-- START Given data --

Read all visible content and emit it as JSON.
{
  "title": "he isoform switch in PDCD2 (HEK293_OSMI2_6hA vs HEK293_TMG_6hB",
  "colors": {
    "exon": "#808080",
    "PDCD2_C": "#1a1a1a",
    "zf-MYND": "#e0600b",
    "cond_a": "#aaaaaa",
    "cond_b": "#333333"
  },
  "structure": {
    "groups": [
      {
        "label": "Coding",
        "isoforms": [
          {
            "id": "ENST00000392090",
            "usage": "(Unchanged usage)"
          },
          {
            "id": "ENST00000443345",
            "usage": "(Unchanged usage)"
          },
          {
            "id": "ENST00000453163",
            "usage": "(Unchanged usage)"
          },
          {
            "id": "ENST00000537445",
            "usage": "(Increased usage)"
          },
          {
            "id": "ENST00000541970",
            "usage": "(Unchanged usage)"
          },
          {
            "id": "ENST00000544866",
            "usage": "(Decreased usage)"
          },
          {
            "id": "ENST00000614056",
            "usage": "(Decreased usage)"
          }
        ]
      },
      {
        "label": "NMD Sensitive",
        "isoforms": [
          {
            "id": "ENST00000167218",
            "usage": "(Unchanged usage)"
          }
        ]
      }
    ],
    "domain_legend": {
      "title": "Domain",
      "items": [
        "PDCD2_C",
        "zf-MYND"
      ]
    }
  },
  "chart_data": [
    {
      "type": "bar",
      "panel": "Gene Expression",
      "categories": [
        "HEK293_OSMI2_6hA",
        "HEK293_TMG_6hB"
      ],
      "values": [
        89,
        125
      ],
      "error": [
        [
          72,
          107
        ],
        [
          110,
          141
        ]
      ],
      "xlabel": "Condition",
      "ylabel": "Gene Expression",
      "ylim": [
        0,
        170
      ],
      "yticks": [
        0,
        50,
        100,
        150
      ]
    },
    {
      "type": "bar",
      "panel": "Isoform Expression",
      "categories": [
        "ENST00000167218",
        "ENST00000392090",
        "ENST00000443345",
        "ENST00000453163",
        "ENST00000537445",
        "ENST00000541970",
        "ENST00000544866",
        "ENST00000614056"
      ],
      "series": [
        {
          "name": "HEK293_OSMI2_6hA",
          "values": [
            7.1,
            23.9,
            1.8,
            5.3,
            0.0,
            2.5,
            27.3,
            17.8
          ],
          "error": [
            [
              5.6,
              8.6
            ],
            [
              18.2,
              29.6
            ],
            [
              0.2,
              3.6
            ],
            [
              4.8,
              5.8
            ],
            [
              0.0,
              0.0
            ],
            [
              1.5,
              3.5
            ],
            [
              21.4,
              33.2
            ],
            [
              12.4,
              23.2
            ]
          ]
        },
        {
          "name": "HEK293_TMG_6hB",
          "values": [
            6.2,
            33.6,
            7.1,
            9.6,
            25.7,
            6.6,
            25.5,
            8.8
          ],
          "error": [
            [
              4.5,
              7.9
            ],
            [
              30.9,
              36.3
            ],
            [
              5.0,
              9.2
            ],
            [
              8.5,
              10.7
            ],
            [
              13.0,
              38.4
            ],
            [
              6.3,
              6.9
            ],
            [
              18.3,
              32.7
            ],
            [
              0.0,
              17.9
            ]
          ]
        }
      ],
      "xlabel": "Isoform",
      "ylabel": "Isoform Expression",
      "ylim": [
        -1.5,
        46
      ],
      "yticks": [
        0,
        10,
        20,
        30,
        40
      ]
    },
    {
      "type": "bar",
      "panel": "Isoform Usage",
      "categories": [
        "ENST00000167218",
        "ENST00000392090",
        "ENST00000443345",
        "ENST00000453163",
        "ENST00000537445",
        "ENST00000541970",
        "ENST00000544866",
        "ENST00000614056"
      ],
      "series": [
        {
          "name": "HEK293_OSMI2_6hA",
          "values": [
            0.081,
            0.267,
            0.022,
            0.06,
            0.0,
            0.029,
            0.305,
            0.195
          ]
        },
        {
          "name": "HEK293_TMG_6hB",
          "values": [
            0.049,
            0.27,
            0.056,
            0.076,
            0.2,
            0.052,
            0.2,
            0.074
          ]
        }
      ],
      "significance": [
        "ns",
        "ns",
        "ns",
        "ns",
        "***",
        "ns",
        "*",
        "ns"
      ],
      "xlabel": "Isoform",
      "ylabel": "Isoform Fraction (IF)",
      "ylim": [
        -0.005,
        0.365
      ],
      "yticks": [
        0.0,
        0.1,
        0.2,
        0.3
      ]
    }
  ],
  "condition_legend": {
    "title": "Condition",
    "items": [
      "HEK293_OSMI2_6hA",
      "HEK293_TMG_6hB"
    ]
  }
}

-- END Given data --

▶ _Directions for this task_:
Write out all the data again, exactly as it appears.

▶ _Exercise answer_:
Read all visible content and emit it as JSON.
{
  "title": "he isoform switch in PDCD2 (HEK293_OSMI2_6hA vs HEK293_TMG_6hB",
  "colors": {
    "exon": "#808080",
    "PDCD2_C": "#1a1a1a",
    "zf-MYND": "#e0600b",
    "cond_a": "#aaaaaa",
    "cond_b": "#333333"
  },
  "structure": {
    "groups": [
      {
        "label": "Coding",
        "isoforms": [
          {
            "id": "ENST00000392090",
            "usage": "(Unchanged usage)"
          },
          {
            "id": "ENST00000443345",
            "usage": "(Unchanged usage)"
          },
          {
            "id": "ENST00000453163",
            "usage": "(Unchanged usage)"
          },
          {
            "id": "ENST00000537445",
            "usage": "(Increased usage)"
          },
          {
            "id": "ENST00000541970",
            "usage": "(Unchanged usage)"
          },
          {
            "id": "ENST00000544866",
            "usage": "(Decreased usage)"
          },
          {
            "id": "ENST00000614056",
            "usage": "(Decreased usage)"
          }
        ]
      },
      {
        "label": "NMD Sensitive",
        "isoforms": [
          {
            "id": "ENST00000167218",
            "usage": "(Unchanged usage)"
          }
        ]
      }
    ],
    "domain_legend": {
      "title": "Domain",
      "items": [
        "PDCD2_C",
        "zf-MYND"
      ]
    }
  },
  "chart_data": [
    {
      "type": "bar",
      "panel": "Gene Expression",
      "categories": [
        "HEK293_OSMI2_6hA",
        "HEK293_TMG_6hB"
      ],
      "values": [
        89,
        125
      ],
      "error": [
        [
          72,
          107
        ],
        [
          110,
          141
        ]
      ],
      "xlabel": "Condition",
      "ylabel": "Gene Expression",
      "ylim": [
        0,
        170
      ],
      "yticks": [
        0,
        50,
        100,
        150
      ]
    },
    {
      "type": "bar",
      "panel": "Isoform Expression",
      "categories": [
        "ENST00000167218",
        "ENST00000392090",
        "ENST00000443345",
        "ENST00000453163",
        "ENST00000537445",
        "ENST00000541970",
        "ENST00000544866",
        "ENST00000614056"
      ],
      "series": [
        {
          "name": "HEK293_OSMI2_6hA",
          "values": [
            7.1,
            23.9,
            1.8,
            5.3,
            0.0,
            2.5,
            27.3,
            17.8
          ],
          "error": [
            [
              5.6,
              8.6
            ],
            [
              18.2,
              29.6
            ],
            [
              0.2,
              3.6
            ],
            [
              4.8,
              5.8
            ],
            [
              0.0,
              0.0
            ],
            [
              1.5,
              3.5
            ],
            [
              21.4,
              33.2
            ],
            [
              12.4,
              23.2
            ]
          ]
        },
        {
          "name": "HEK293_TMG_6hB",
          "values": [
            6.2,
            33.6,
            7.1,
            9.6,
            25.7,
            6.6,
            25.5,
            8.8
          ],
          "error": [
            [
              4.5,
              7.9
            ],
            [
              30.9,
              36.3
            ],
            [
              5.0,
              9.2
            ],
            [
              8.5,
              10.7
            ],
            [
              13.0,
              38.4
            ],
            [
              6.3,
              6.9
            ],
            [
              18.3,
              32.7
            ],
            [
              0.0,
              17.9
            ]
          ]
        }
      ],
      "xlabel": "Isoform",
      "ylabel": "Isoform Expression",
      "ylim": [
        -1.5,
        46
      ],
      "yticks": [
        0,
        10,
        20,
        30,
        40
      ]
    },
    {
      "type": "bar",
      "panel": "Isoform Usage",
      "categories": [
        "ENST00000167218",
        "ENST00000392090",
        "ENST00000443345",
        "ENST00000453163",
        "ENST00000537445",
        "ENST00000541970",
        "ENST00000544866",
        "ENST00000614056"
      ],
      "series": [
        {
          "name": "HEK293_OSMI2_6hA",
          "values": [
            0.081,
            0.267,
            0.022,
            0.06,
            0.0,
            0.029,
            0.305,
            0.195
          ]
        },
        {
          "name": "HEK293_TMG_6hB",
          "values": [
            0.049,
            0.27,
            0.056,
            0.076,
            0.2,
            0.052,
            0.2,
            0.074
          ]
        }
      ],
      "significance": [
        "ns",
        "ns",
        "ns",
        "ns",
        "***",
        "ns",
        "*",
        "ns"
      ],
      "xlabel": "Isoform",
      "ylabel": "Isoform Fraction (IF)",
      "ylim": [
        -0.005,
        0.365
      ],
      "yticks": [
        0.0,
        0.1,
        0.2,
        0.3
      ]
    }
  ],
  "condition_legend": {
    "title": "Condition",
    "items": [
      "HEK293_OSMI2_6hA",
      "HEK293_TMG_6hB"
    ]
  }
}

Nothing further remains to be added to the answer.